(Collected data entries)
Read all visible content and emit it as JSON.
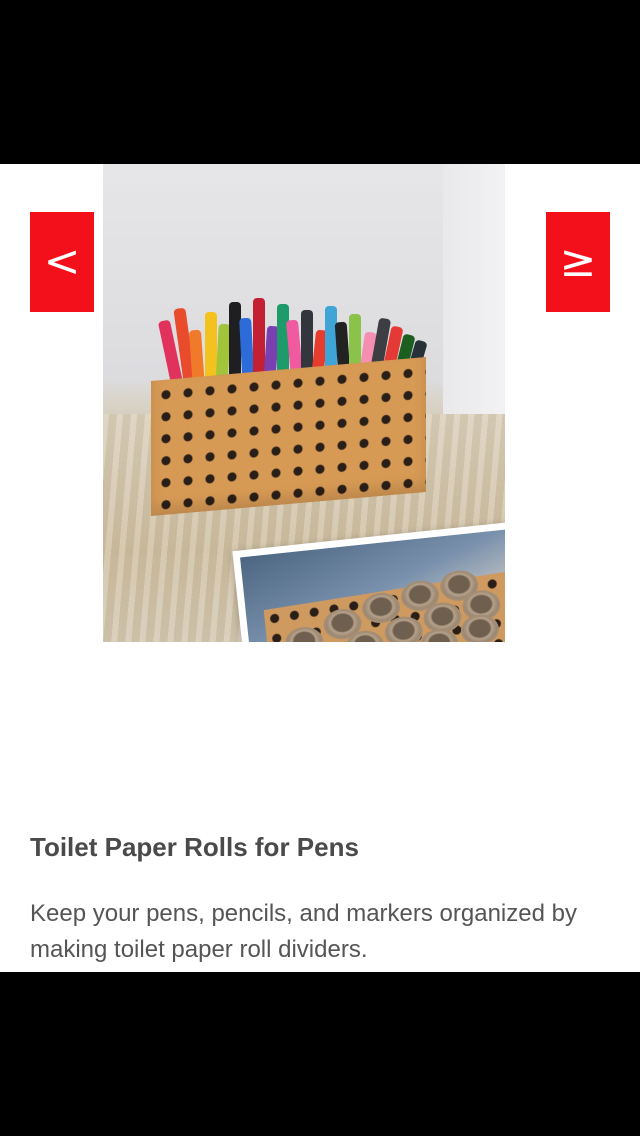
{
  "nav": {
    "prev_label": "<",
    "next_label": "≥"
  },
  "article": {
    "title": "Toilet Paper Rolls for Pens",
    "description": "Keep your pens, pencils, and markers organized by making toilet paper roll dividers."
  },
  "colors": {
    "nav_button": "#f3101a",
    "title_text": "#4a4a4a",
    "body_text": "#555555",
    "background": "#ffffff"
  }
}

> REQUIRED TASK:
Print all of the records shown above exactly, leaving out each picture.

> WRITTEN SOLUTION:
Read all visible content and emit it as JSON.
{
  "nav": {
    "prev_label": "<",
    "next_label": "≥"
  },
  "article": {
    "title": "Toilet Paper Rolls for Pens",
    "description": "Keep your pens, pencils, and markers organized by making toilet paper roll dividers."
  },
  "colors": {
    "nav_button": "#f3101a",
    "title_text": "#4a4a4a",
    "body_text": "#555555",
    "background": "#ffffff"
  }
}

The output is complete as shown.